### Do this
Pull out every line with the word "color".

### The records
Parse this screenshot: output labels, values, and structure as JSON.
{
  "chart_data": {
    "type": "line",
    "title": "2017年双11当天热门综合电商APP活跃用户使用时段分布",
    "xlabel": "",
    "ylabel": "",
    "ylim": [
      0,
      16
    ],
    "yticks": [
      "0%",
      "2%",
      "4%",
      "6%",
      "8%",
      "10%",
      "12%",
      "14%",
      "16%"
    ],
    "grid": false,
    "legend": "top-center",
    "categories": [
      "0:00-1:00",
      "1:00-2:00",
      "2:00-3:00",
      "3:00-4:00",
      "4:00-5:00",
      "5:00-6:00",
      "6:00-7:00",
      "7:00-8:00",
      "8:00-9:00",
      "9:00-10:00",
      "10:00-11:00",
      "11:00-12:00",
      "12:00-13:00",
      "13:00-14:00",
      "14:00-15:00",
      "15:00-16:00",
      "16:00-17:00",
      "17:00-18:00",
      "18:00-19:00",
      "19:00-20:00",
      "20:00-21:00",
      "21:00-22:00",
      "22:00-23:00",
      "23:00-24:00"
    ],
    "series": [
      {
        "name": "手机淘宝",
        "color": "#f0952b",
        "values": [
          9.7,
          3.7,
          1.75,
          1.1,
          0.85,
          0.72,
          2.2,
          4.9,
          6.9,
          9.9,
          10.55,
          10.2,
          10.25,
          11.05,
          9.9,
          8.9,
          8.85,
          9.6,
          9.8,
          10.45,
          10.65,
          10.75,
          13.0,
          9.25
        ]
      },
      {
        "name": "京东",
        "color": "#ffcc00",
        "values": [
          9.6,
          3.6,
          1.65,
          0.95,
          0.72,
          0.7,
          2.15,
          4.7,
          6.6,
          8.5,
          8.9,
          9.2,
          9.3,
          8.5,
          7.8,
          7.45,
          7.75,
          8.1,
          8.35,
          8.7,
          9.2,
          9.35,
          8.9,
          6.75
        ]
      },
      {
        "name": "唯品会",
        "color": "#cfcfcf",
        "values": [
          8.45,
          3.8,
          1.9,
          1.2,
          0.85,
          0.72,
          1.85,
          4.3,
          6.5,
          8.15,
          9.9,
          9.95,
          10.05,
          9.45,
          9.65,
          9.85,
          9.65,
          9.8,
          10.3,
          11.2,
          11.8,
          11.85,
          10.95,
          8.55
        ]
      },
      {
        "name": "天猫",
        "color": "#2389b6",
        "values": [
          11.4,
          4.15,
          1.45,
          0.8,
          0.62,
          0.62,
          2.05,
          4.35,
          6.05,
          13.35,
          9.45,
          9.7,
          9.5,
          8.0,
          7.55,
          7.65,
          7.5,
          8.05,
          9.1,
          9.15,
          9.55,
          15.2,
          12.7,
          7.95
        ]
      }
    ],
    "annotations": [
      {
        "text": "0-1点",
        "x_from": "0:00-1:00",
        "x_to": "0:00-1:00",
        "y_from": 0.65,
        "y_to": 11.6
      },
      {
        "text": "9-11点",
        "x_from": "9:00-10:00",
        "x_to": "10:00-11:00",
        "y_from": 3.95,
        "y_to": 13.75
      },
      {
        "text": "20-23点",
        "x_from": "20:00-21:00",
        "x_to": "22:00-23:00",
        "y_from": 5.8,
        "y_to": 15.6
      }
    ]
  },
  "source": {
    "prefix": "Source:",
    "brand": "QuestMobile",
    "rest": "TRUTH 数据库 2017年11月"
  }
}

### Exercise answer
        "color": "#f0952b",
        "color": "#ffcc00",
        "color": "#cfcfcf",
        "color": "#2389b6",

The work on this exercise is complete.